Data in this exercise:

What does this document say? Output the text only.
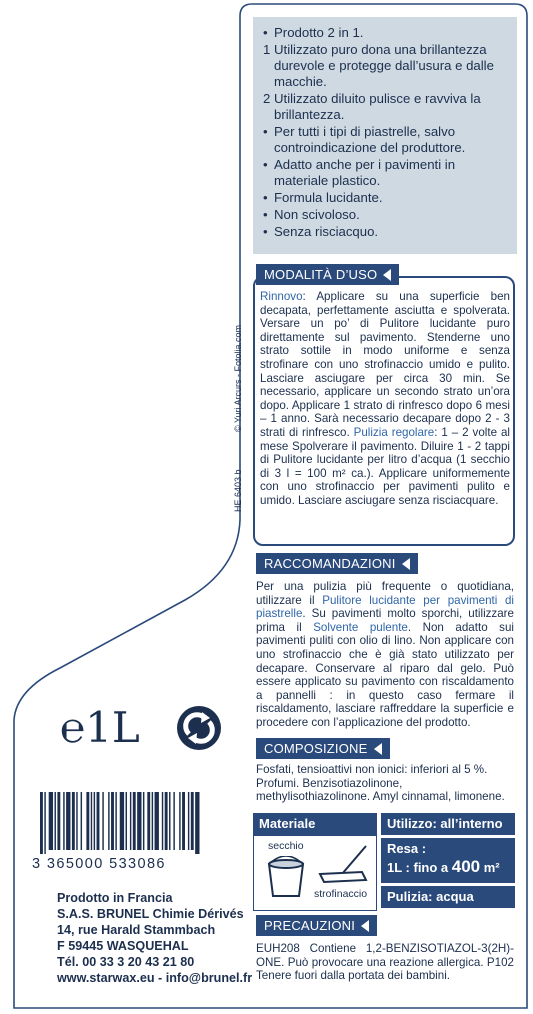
• Prodotto 2 in 1.
1 Utilizzato puro dona una brillantezza durevole e protegge dall’usura e dalle macchie.
2 Utilizzato diluito pulisce e ravviva la brillantezza.
• Per tutti i tipi di piastrelle, salvo controindicazione del produttore.
• Adatto anche per i pavimenti in materiale plastico.
• Formula lucidante.
• Non scivoloso.
• Senza risciacquo.
© Yuri Arcurs - Fotolia.com
HE 6403 b
MODALITÀ D’USO
Rinnovo: Applicare su una superficie ben decapata, perfettamente asciutta e spolverata. Versare un po’ di Pulitore lucidante puro direttamente sul pavimento. Stenderne uno strato sottile in modo uniforme e senza strofinare con uno strofinaccio umido e pulito. Lasciare asciugare per circa 30 min. Se necessario, applicare un secondo strato un’ora dopo. Applicare 1 strato di rinfresco dopo 6 mesi – 1 anno. Sarà necessario decapare dopo 2 - 3 strati di rinfresco. Pulizia regolare: 1 – 2 volte al mese Spolverare il pavimento. Diluire 1 - 2 tappi di Pulitore lucidante per litro d’acqua (1 secchio di 3 l = 100 m² ca.). Applicare uniformemente con uno strofinaccio per pavimenti pulito e umido. Lasciare asciugare senza risciacquare.
RACCOMANDAZIONI
Per una pulizia più frequente o quotidiana, utilizzare il Pulitore lucidante per pavimenti di piastrelle. Su pavimenti molto sporchi, utilizzare prima il Solvente pulente. Non adatto sui pavimenti puliti con olio di lino. Non applicare con uno strofinaccio che è già stato utilizzato per decapare. Conservare al riparo dal gelo. Può essere applicato su pavimento con riscaldamento a pannelli : in questo caso fermare il riscaldamento, lasciare raffreddare la superficie e procedere con l’applicazione del prodotto.
COMPOSIZIONE
Fosfati, tensioattivi non ionici: inferiori al 5 %. Profumi. Benzisotiazolinone, methylisothiazolinone. Amyl cinnamal, limonene.
Materiale
secchio
strofinaccio
Utilizzo: all’interno
Resa :
1L : fino a 400 m²
Pulizia: acqua
PRECAUZIONI
EUH208 Contiene 1,2-BENZISOTIAZOL-3(2H)-ONE. Può provocare una reazione allergica. P102 Tenere fuori dalla portata dei bambini.
℮1L
3 365000 533086
Prodotto in Francia
S.A.S. BRUNEL Chimie Dérivés
14, rue Harald Stammbach
F 59445 WASQUEHAL
Tél. 00 33 3 20 43 21 80
www.starwax.eu - info@brunel.fr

Given problem:
In the copy, include all records verbatim but no images.

Answer:
What does this document say? Output the text only.
• Prodotto 2 in 1.
1 Utilizzato puro dona una brillantezza durevole e protegge dall’usura e dalle macchie.
2 Utilizzato diluito pulisce e ravviva la brillantezza.
• Per tutti i tipi di piastrelle, salvo controindicazione del produttore.
• Adatto anche per i pavimenti in materiale plastico.
• Formula lucidante.
• Non scivoloso.
• Senza risciacquo.
© Yuri Arcurs - Fotolia.com
HE 6403 b
MODALITÀ D’USO
Rinnovo: Applicare su una superficie ben decapata, perfettamente asciutta e spolverata. Versare un po’ di Pulitore lucidante puro direttamente sul pavimento. Stenderne uno strato sottile in modo uniforme e senza strofinare con uno strofinaccio umido e pulito. Lasciare asciugare per circa 30 min. Se necessario, applicare un secondo strato un’ora dopo. Applicare 1 strato di rinfresco dopo 6 mesi – 1 anno. Sarà necessario decapare dopo 2 - 3 strati di rinfresco. Pulizia regolare: 1 – 2 volte al mese Spolverare il pavimento. Diluire 1 - 2 tappi di Pulitore lucidante per litro d’acqua (1 secchio di 3 l = 100 m² ca.). Applicare uniformemente con uno strofinaccio per pavimenti pulito e umido. Lasciare asciugare senza risciacquare.
RACCOMANDAZIONI
Per una pulizia più frequente o quotidiana, utilizzare il Pulitore lucidante per pavimenti di piastrelle. Su pavimenti molto sporchi, utilizzare prima il Solvente pulente. Non adatto sui pavimenti puliti con olio di lino. Non applicare con uno strofinaccio che è già stato utilizzato per decapare. Conservare al riparo dal gelo. Può essere applicato su pavimento con riscaldamento a pannelli : in questo caso fermare il riscaldamento, lasciare raffreddare la superficie e procedere con l’applicazione del prodotto.
COMPOSIZIONE
Fosfati, tensioattivi non ionici: inferiori al 5 %. Profumi. Benzisotiazolinone, methylisothiazolinone. Amyl cinnamal, limonene.
Materiale
secchio
strofinaccio
Utilizzo: all’interno
Resa :
1L : fino a 400 m²
Pulizia: acqua
PRECAUZIONI
EUH208 Contiene 1,2-BENZISOTIAZOL-3(2H)-ONE. Può provocare una reazione allergica. P102 Tenere fuori dalla portata dei bambini.
℮1L
3 365000 533086
Prodotto in Francia
S.A.S. BRUNEL Chimie Dérivés
14, rue Harald Stammbach
F 59445 WASQUEHAL
Tél. 00 33 3 20 43 21 80
www.starwax.eu - info@brunel.fr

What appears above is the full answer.